**Required task**
Copy the data that follows, character for character, minus the pictures.

-----

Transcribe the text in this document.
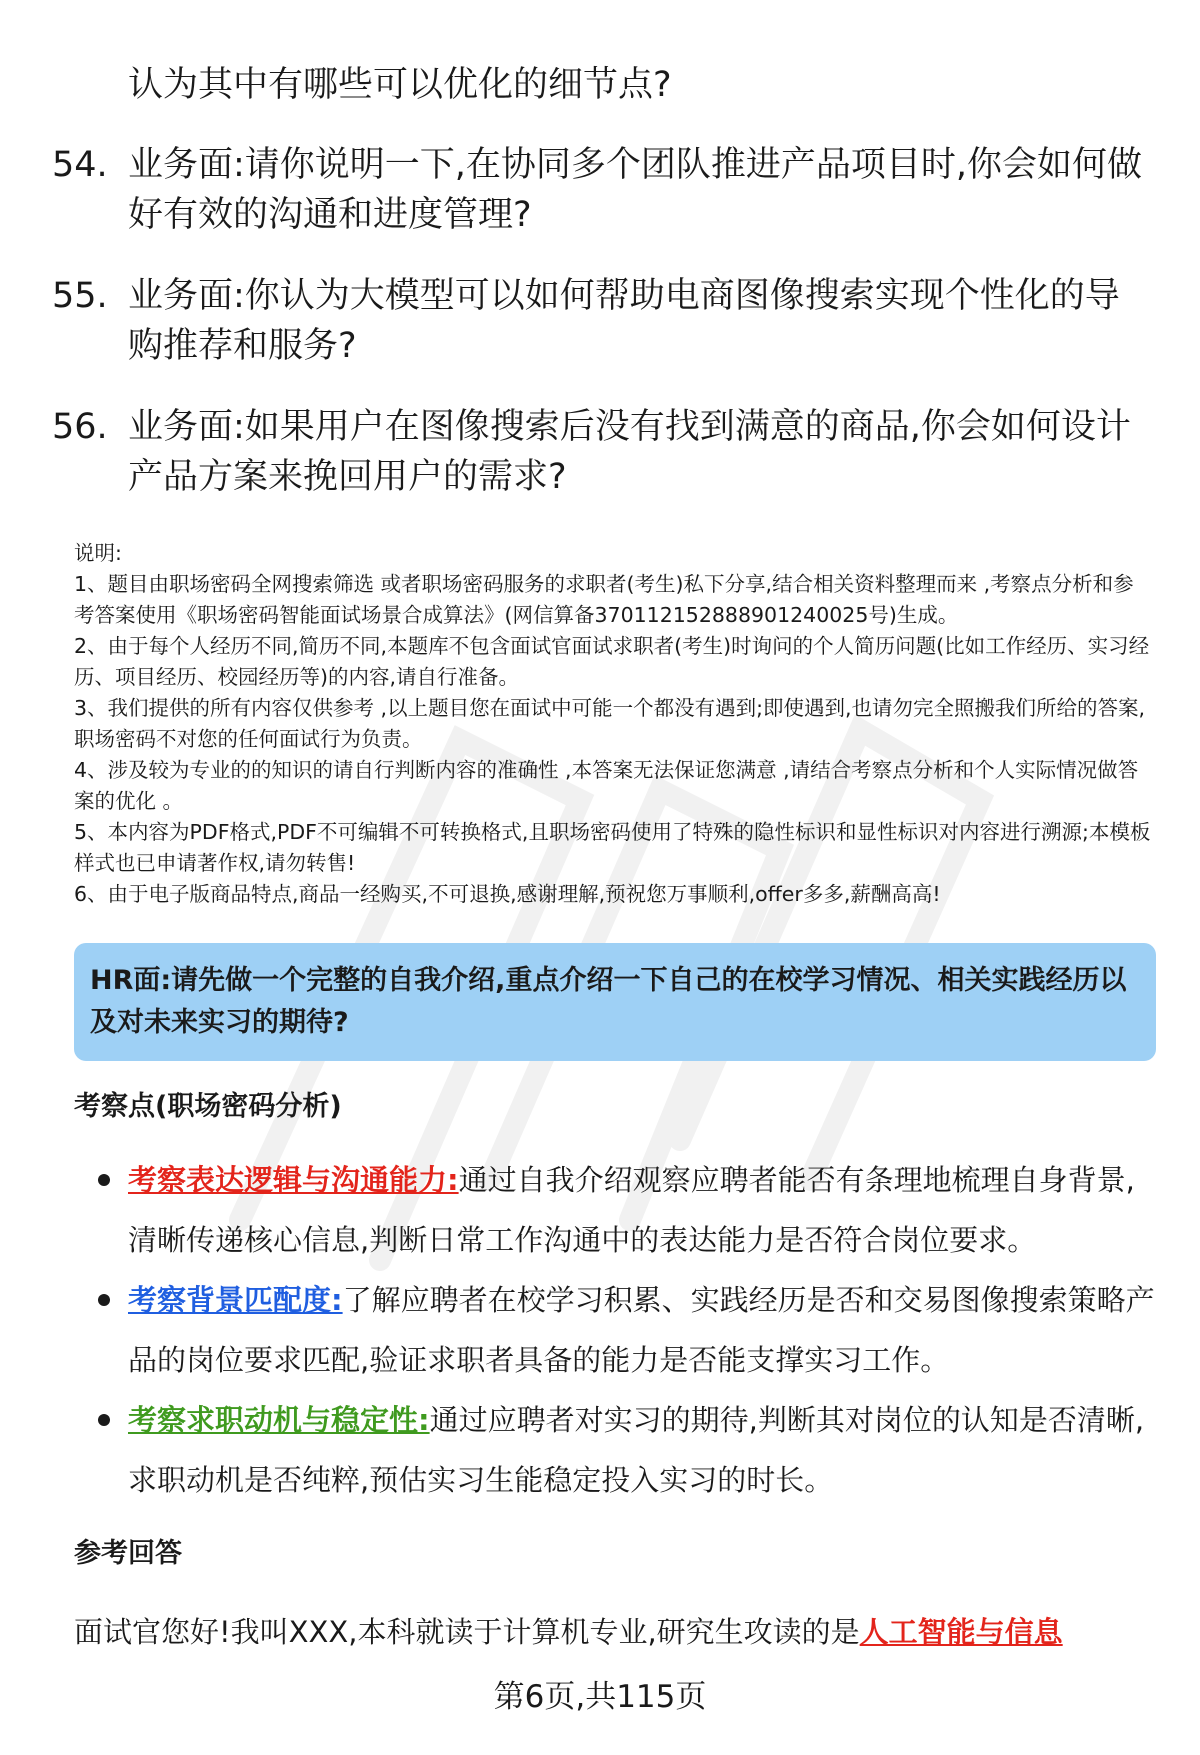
认为其中有哪些可以优化的细节点?
54. 业务面:请你说明一下,在协同多个团队推进产品项目时,你会如何做好有效的沟通和进度管理?
55. 业务面:你认为大模型可以如何帮助电商图像搜索实现个性化的导购推荐和服务?
56. 业务面:如果用户在图像搜索后没有找到满意的商品,你会如何设计产品方案来挽回用户的需求?

说明:

1、题目由职场密码全网搜索筛选 或者职场密码服务的求职者(考生)私下分享,结合相关资料整理而来 ,考察点分析和参考答案使用《职场密码智能面试场景合成算法》(网信算备370112152888901240025号)生成。

2、由于每个人经历不同,简历不同,本题库不包含面试官面试求职者(考生)时询问的个人简历问题(比如工作经历、实习经历、项目经历、校园经历等)的内容,请自行准备。

3、我们提供的所有内容仅供参考 ,以上题目您在面试中可能一个都没有遇到;即使遇到,也请勿完全照搬我们所给的答案,职场密码不对您的任何面试行为负责。

4、涉及较为专业的的知识的请自行判断内容的准确性 ,本答案无法保证您满意 ,请结合考察点分析和个人实际情况做答案的优化 。

5、本内容为PDF格式,PDF不可编辑不可转换格式,且职场密码使用了特殊的隐性标识和显性标识对内容进行溯源;本模板样式也已申请著作权,请勿转售!

6、由于电子版商品特点,商品一经购买,不可退换,感谢理解,预祝您万事顺利,offer多多,薪酬高高!

HR面:请先做一个完整的自我介绍,重点介绍一下自己的在校学习情况、相关实践经历以及对未来实习的期待?
考察点(职场密码分析)
考察表达逻辑与沟通能力:通过自我介绍观察应聘者能否有条理地梳理自身背景,清晰传递核心信息,判断日常工作沟通中的表达能力是否符合岗位要求。
考察背景匹配度:了解应聘者在校学习积累、实践经历是否和交易图像搜索策略产品的岗位要求匹配,验证求职者具备的能力是否能支撑实习工作。
考察求职动机与稳定性:通过应聘者对实习的期待,判断其对岗位的认知是否清晰,求职动机是否纯粹,预估实习生能稳定投入实习的时长。
参考回答
面试官您好!我叫XXX,本科就读于计算机专业,研究生攻读的是人工智能与信息
第6页,共115页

-----

**Output below**
Transcribe the text in this document.
认为其中有哪些可以优化的细节点?
54. 业务面:请你说明一下,在协同多个团队推进产品项目时,你会如何做好有效的沟通和进度管理?
55. 业务面:你认为大模型可以如何帮助电商图像搜索实现个性化的导购推荐和服务?
56. 业务面:如果用户在图像搜索后没有找到满意的商品,你会如何设计产品方案来挽回用户的需求?

说明:

1、题目由职场密码全网搜索筛选 或者职场密码服务的求职者(考生)私下分享,结合相关资料整理而来 ,考察点分析和参考答案使用《职场密码智能面试场景合成算法》(网信算备370112152888901240025号)生成。

2、由于每个人经历不同,简历不同,本题库不包含面试官面试求职者(考生)时询问的个人简历问题(比如工作经历、实习经历、项目经历、校园经历等)的内容,请自行准备。

3、我们提供的所有内容仅供参考 ,以上题目您在面试中可能一个都没有遇到;即使遇到,也请勿完全照搬我们所给的答案,职场密码不对您的任何面试行为负责。

4、涉及较为专业的的知识的请自行判断内容的准确性 ,本答案无法保证您满意 ,请结合考察点分析和个人实际情况做答案的优化 。

5、本内容为PDF格式,PDF不可编辑不可转换格式,且职场密码使用了特殊的隐性标识和显性标识对内容进行溯源;本模板样式也已申请著作权,请勿转售!

6、由于电子版商品特点,商品一经购买,不可退换,感谢理解,预祝您万事顺利,offer多多,薪酬高高!

HR面:请先做一个完整的自我介绍,重点介绍一下自己的在校学习情况、相关实践经历以及对未来实习的期待?
考察点(职场密码分析)
考察表达逻辑与沟通能力:通过自我介绍观察应聘者能否有条理地梳理自身背景,清晰传递核心信息,判断日常工作沟通中的表达能力是否符合岗位要求。
考察背景匹配度:了解应聘者在校学习积累、实践经历是否和交易图像搜索策略产品的岗位要求匹配,验证求职者具备的能力是否能支撑实习工作。
考察求职动机与稳定性:通过应聘者对实习的期待,判断其对岗位的认知是否清晰,求职动机是否纯粹,预估实习生能稳定投入实习的时长。
参考回答
面试官您好!我叫XXX,本科就读于计算机专业,研究生攻读的是人工智能与信息
第6页,共115页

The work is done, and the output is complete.